In full and without deviation, write out the entries that follow.

───── Dataset rows

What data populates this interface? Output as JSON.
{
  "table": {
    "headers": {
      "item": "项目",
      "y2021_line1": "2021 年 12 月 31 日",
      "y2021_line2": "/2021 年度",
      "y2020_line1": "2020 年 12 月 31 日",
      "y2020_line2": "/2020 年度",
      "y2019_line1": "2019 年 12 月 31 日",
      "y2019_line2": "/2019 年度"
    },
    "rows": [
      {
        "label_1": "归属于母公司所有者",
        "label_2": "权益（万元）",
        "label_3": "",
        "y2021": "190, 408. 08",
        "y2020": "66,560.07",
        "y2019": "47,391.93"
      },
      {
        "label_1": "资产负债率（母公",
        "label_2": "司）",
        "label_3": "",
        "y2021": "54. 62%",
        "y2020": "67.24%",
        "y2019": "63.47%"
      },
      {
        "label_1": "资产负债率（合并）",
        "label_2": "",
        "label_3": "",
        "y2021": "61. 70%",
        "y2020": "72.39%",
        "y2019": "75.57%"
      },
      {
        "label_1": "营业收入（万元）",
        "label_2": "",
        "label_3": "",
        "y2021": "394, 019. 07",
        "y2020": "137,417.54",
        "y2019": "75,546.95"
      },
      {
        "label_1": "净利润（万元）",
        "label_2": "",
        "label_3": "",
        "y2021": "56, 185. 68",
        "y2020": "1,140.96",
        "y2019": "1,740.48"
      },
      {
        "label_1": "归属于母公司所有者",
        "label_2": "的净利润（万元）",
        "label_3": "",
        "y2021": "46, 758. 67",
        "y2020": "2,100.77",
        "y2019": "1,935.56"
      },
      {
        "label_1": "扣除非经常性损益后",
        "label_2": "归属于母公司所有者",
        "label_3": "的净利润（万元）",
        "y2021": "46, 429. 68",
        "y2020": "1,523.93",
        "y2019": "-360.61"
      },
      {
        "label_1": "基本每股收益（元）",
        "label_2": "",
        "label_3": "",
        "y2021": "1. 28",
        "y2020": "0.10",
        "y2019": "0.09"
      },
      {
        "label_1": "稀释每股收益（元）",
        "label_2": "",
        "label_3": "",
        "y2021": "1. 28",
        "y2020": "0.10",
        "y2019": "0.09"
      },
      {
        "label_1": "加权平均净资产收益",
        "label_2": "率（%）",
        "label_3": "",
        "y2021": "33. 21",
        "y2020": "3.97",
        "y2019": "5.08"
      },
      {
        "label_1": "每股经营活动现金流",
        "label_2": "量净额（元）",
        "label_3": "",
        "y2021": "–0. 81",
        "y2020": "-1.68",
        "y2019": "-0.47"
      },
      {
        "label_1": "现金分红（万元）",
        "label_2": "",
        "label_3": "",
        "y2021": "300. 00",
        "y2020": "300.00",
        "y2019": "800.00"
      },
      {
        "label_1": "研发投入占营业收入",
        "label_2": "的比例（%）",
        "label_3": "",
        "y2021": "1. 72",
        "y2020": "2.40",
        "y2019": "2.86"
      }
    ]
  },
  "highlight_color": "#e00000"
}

──────────

# Answer to this exercise
What data populates this interface? Output as JSON.
{
  "table": {
    "headers": {
      "item": "项目",
      "y2021_line1": "2021 年 12 月 31 日",
      "y2021_line2": "/2021 年度",
      "y2020_line1": "2020 年 12 月 31 日",
      "y2020_line2": "/2020 年度",
      "y2019_line1": "2019 年 12 月 31 日",
      "y2019_line2": "/2019 年度"
    },
    "rows": [
      {
        "label_1": "归属于母公司所有者",
        "label_2": "权益（万元）",
        "label_3": "",
        "y2021": "190, 408. 08",
        "y2020": "66,560.07",
        "y2019": "47,391.93"
      },
      {
        "label_1": "资产负债率（母公",
        "label_2": "司）",
        "label_3": "",
        "y2021": "54. 62%",
        "y2020": "67.24%",
        "y2019": "63.47%"
      },
      {
        "label_1": "资产负债率（合并）",
        "label_2": "",
        "label_3": "",
        "y2021": "61. 70%",
        "y2020": "72.39%",
        "y2019": "75.57%"
      },
      {
        "label_1": "营业收入（万元）",
        "label_2": "",
        "label_3": "",
        "y2021": "394, 019. 07",
        "y2020": "137,417.54",
        "y2019": "75,546.95"
      },
      {
        "label_1": "净利润（万元）",
        "label_2": "",
        "label_3": "",
        "y2021": "56, 185. 68",
        "y2020": "1,140.96",
        "y2019": "1,740.48"
      },
      {
        "label_1": "归属于母公司所有者",
        "label_2": "的净利润（万元）",
        "label_3": "",
        "y2021": "46, 758. 67",
        "y2020": "2,100.77",
        "y2019": "1,935.56"
      },
      {
        "label_1": "扣除非经常性损益后",
        "label_2": "归属于母公司所有者",
        "label_3": "的净利润（万元）",
        "y2021": "46, 429. 68",
        "y2020": "1,523.93",
        "y2019": "-360.61"
      },
      {
        "label_1": "基本每股收益（元）",
        "label_2": "",
        "label_3": "",
        "y2021": "1. 28",
        "y2020": "0.10",
        "y2019": "0.09"
      },
      {
        "label_1": "稀释每股收益（元）",
        "label_2": "",
        "label_3": "",
        "y2021": "1. 28",
        "y2020": "0.10",
        "y2019": "0.09"
      },
      {
        "label_1": "加权平均净资产收益",
        "label_2": "率（%）",
        "label_3": "",
        "y2021": "33. 21",
        "y2020": "3.97",
        "y2019": "5.08"
      },
      {
        "label_1": "每股经营活动现金流",
        "label_2": "量净额（元）",
        "label_3": "",
        "y2021": "–0. 81",
        "y2020": "-1.68",
        "y2019": "-0.47"
      },
      {
        "label_1": "现金分红（万元）",
        "label_2": "",
        "label_3": "",
        "y2021": "300. 00",
        "y2020": "300.00",
        "y2019": "800.00"
      },
      {
        "label_1": "研发投入占营业收入",
        "label_2": "的比例（%）",
        "label_3": "",
        "y2021": "1. 72",
        "y2020": "2.40",
        "y2019": "2.86"
      }
    ]
  },
  "highlight_color": "#e00000"
}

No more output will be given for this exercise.